• **Set exercise**: Format every line of the records below as a Markdown table with the columns "Row" and "Line", numbering each row and omitting blank lines.

• **Data supplied**:

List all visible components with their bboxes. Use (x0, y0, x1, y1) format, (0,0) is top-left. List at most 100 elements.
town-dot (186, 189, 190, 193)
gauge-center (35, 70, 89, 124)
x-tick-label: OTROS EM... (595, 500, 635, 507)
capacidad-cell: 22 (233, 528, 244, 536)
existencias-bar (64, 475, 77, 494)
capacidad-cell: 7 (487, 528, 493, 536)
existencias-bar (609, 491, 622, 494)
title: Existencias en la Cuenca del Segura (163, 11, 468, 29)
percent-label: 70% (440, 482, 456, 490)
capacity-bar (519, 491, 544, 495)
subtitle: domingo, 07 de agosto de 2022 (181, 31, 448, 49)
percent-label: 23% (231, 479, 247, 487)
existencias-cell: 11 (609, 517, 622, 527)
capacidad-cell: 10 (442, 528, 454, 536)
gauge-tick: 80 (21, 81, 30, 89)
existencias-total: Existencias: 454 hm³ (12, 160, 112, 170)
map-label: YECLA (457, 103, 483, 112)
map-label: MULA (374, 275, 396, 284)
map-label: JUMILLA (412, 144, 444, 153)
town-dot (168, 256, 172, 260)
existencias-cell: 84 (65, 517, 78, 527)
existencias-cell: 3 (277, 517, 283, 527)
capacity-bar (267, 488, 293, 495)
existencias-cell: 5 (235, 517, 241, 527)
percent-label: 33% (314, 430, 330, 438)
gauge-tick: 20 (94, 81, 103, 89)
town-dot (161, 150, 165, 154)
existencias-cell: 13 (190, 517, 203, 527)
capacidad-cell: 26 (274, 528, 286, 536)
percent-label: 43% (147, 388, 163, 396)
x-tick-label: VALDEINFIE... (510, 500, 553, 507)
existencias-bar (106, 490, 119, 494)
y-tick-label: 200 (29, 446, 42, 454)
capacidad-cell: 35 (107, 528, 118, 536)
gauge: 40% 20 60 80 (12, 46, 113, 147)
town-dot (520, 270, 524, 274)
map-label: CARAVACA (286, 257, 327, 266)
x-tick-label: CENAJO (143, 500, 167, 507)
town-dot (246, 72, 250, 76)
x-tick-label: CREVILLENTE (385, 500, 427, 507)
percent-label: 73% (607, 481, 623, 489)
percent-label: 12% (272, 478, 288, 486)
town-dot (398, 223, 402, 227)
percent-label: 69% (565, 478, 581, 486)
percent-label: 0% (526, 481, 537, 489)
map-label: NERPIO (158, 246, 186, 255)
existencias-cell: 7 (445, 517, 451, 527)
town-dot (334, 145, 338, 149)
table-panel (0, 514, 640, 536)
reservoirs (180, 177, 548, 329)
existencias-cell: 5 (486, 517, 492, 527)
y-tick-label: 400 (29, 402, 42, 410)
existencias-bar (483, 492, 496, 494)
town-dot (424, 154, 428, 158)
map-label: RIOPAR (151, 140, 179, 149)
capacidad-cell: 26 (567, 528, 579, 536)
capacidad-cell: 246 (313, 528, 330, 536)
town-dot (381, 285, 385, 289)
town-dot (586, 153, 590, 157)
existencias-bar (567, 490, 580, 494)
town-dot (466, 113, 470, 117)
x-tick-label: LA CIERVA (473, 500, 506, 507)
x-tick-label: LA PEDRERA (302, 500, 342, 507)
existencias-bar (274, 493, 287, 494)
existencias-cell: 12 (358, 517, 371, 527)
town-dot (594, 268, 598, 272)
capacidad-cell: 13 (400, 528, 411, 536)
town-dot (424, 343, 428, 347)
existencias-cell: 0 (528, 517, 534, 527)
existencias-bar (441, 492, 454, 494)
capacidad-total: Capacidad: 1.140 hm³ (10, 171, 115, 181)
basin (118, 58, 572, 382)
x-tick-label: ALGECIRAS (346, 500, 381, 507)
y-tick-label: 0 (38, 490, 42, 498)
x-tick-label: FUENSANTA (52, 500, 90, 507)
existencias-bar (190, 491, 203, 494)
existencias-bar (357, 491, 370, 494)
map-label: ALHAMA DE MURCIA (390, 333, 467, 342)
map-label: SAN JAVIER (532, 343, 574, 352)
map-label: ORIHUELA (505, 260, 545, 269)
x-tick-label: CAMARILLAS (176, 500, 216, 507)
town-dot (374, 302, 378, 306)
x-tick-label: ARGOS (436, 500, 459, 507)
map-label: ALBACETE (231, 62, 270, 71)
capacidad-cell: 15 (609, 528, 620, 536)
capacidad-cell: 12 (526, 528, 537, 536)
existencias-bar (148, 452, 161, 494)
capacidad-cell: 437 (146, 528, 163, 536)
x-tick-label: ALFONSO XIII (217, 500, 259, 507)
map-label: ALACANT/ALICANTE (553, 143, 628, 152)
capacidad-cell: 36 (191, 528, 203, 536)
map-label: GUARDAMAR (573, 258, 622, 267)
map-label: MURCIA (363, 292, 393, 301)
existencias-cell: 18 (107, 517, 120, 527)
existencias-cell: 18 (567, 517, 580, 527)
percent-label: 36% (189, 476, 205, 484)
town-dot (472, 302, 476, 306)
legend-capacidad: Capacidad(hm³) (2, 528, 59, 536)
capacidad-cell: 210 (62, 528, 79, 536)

• **Exercise answer**:
| Row | Line |
|---|---|
| 1 | List all visible components with their bboxes. Use (x0, y0, x1, y1) format, (0,0) is top-left. List at most 100 elements. |
| 2 | town-dot (186, 189, 190, 193) |
| 3 | gauge-center (35, 70, 89, 124) |
| 4 | x-tick-label: OTROS EM... (595, 500, 635, 507) |
| 5 | capacidad-cell: 22 (233, 528, 244, 536) |
| 6 | existencias-bar (64, 475, 77, 494) |
| 7 | capacidad-cell: 7 (487, 528, 493, 536) |
| 8 | existencias-bar (609, 491, 622, 494) |
| 9 | title: Existencias en la Cuenca del Segura (163, 11, 468, 29) |
| 10 | percent-label: 70% (440, 482, 456, 490) |
| 11 | capacity-bar (519, 491, 544, 495) |
| 12 | subtitle: domingo, 07 de agosto de 2022 (181, 31, 448, 49) |
| 13 | percent-label: 23% (231, 479, 247, 487) |
| 14 | existencias-cell: 11 (609, 517, 622, 527) |
| 15 | capacidad-cell: 10 (442, 528, 454, 536) |
| 16 | gauge-tick: 80 (21, 81, 30, 89) |
| 17 | existencias-total: Existencias: 454 hm³ (12, 160, 112, 170) |
| 18 | map-label: YECLA (457, 103, 483, 112) |
| 19 | map-label: MULA (374, 275, 396, 284) |
| 20 | map-label: JUMILLA (412, 144, 444, 153) |
| 21 | town-dot (168, 256, 172, 260) |
| 22 | existencias-cell: 84 (65, 517, 78, 527) |
| 23 | existencias-cell: 3 (277, 517, 283, 527) |
| 24 | capacity-bar (267, 488, 293, 495) |
| 25 | existencias-cell: 5 (235, 517, 241, 527) |
| 26 | percent-label: 33% (314, 430, 330, 438) |
| 27 | gauge-tick: 20 (94, 81, 103, 89) |
| 28 | town-dot (161, 150, 165, 154) |
| 29 | existencias-cell: 13 (190, 517, 203, 527) |
| 30 | capacidad-cell: 26 (274, 528, 286, 536) |
| 31 | percent-label: 43% (147, 388, 163, 396) |
| 32 | x-tick-label: VALDEINFIE... (510, 500, 553, 507) |
| 33 | existencias-bar (106, 490, 119, 494) |
| 34 | y-tick-label: 200 (29, 446, 42, 454) |
| 35 | capacidad-cell: 35 (107, 528, 118, 536) |
| 36 | gauge: 40% 20 60 80 (12, 46, 113, 147) |
| 37 | town-dot (520, 270, 524, 274) |
| 38 | map-label: CARAVACA (286, 257, 327, 266) |
| 39 | x-tick-label: CENAJO (143, 500, 167, 507) |
| 40 | town-dot (246, 72, 250, 76) |
| 41 | x-tick-label: CREVILLENTE (385, 500, 427, 507) |
| 42 | percent-label: 73% (607, 481, 623, 489) |
| 43 | percent-label: 12% (272, 478, 288, 486) |
| 44 | town-dot (398, 223, 402, 227) |
| 45 | percent-label: 69% (565, 478, 581, 486) |
| 46 | percent-label: 0% (526, 481, 537, 489) |
| 47 | map-label: NERPIO (158, 246, 186, 255) |
| 48 | existencias-cell: 7 (445, 517, 451, 527) |
| 49 | town-dot (334, 145, 338, 149) |
| 50 | table-panel (0, 514, 640, 536) |
| 51 | reservoirs (180, 177, 548, 329) |
| 52 | existencias-cell: 5 (486, 517, 492, 527) |
| 53 | y-tick-label: 400 (29, 402, 42, 410) |
| 54 | existencias-bar (483, 492, 496, 494) |
| 55 | town-dot (424, 154, 428, 158) |
| 56 | map-label: RIOPAR (151, 140, 179, 149) |
| 57 | capacidad-cell: 26 (567, 528, 579, 536) |
| 58 | capacidad-cell: 246 (313, 528, 330, 536) |
| 59 | town-dot (381, 285, 385, 289) |
| 60 | town-dot (586, 153, 590, 157) |
| 61 | existencias-bar (567, 490, 580, 494) |
| 62 | town-dot (466, 113, 470, 117) |
| 63 | x-tick-label: LA CIERVA (473, 500, 506, 507) |
| 64 | x-tick-label: LA PEDRERA (302, 500, 342, 507) |
| 65 | existencias-bar (274, 493, 287, 494) |
| 66 | existencias-cell: 12 (358, 517, 371, 527) |
| 67 | town-dot (594, 268, 598, 272) |
| 68 | capacidad-cell: 13 (400, 528, 411, 536) |
| 69 | town-dot (424, 343, 428, 347) |
| 70 | existencias-cell: 0 (528, 517, 534, 527) |
| 71 | existencias-bar (441, 492, 454, 494) |
| 72 | capacidad-total: Capacidad: 1.140 hm³ (10, 171, 115, 181) |
| 73 | basin (118, 58, 572, 382) |
| 74 | x-tick-label: ALGECIRAS (346, 500, 381, 507) |
| 75 | y-tick-label: 0 (38, 490, 42, 498) |
| 76 | x-tick-label: FUENSANTA (52, 500, 90, 507) |
| 77 | existencias-bar (190, 491, 203, 494) |
| 78 | existencias-bar (357, 491, 370, 494) |
| 79 | map-label: ALHAMA DE MURCIA (390, 333, 467, 342) |
| 80 | map-label: SAN JAVIER (532, 343, 574, 352) |
| 81 | map-label: ORIHUELA (505, 260, 545, 269) |
| 82 | x-tick-label: CAMARILLAS (176, 500, 216, 507) |
| 83 | town-dot (374, 302, 378, 306) |
| 84 | x-tick-label: ARGOS (436, 500, 459, 507) |
| 85 | map-label: ALBACETE (231, 62, 270, 71) |
| 86 | capacidad-cell: 15 (609, 528, 620, 536) |
| 87 | capacidad-cell: 12 (526, 528, 537, 536) |
| 88 | existencias-bar (148, 452, 161, 494) |
| 89 | capacidad-cell: 437 (146, 528, 163, 536) |
| 90 | x-tick-label: ALFONSO XIII (217, 500, 259, 507) |
| 91 | map-label: ALACANT/ALICANTE (553, 143, 628, 152) |
| 92 | capacidad-cell: 36 (191, 528, 203, 536) |
| 93 | map-label: GUARDAMAR (573, 258, 622, 267) |
| 94 | map-label: MURCIA (363, 292, 393, 301) |
| 95 | existencias-cell: 18 (107, 517, 120, 527) |
| 96 | existencias-cell: 18 (567, 517, 580, 527) |
| 97 | percent-label: 36% (189, 476, 205, 484) |
| 98 | town-dot (472, 302, 476, 306) |
| 99 | legend-capacidad: Capacidad(hm³) (2, 528, 59, 536) |
| 100 | capacidad-cell: 210 (62, 528, 79, 536) |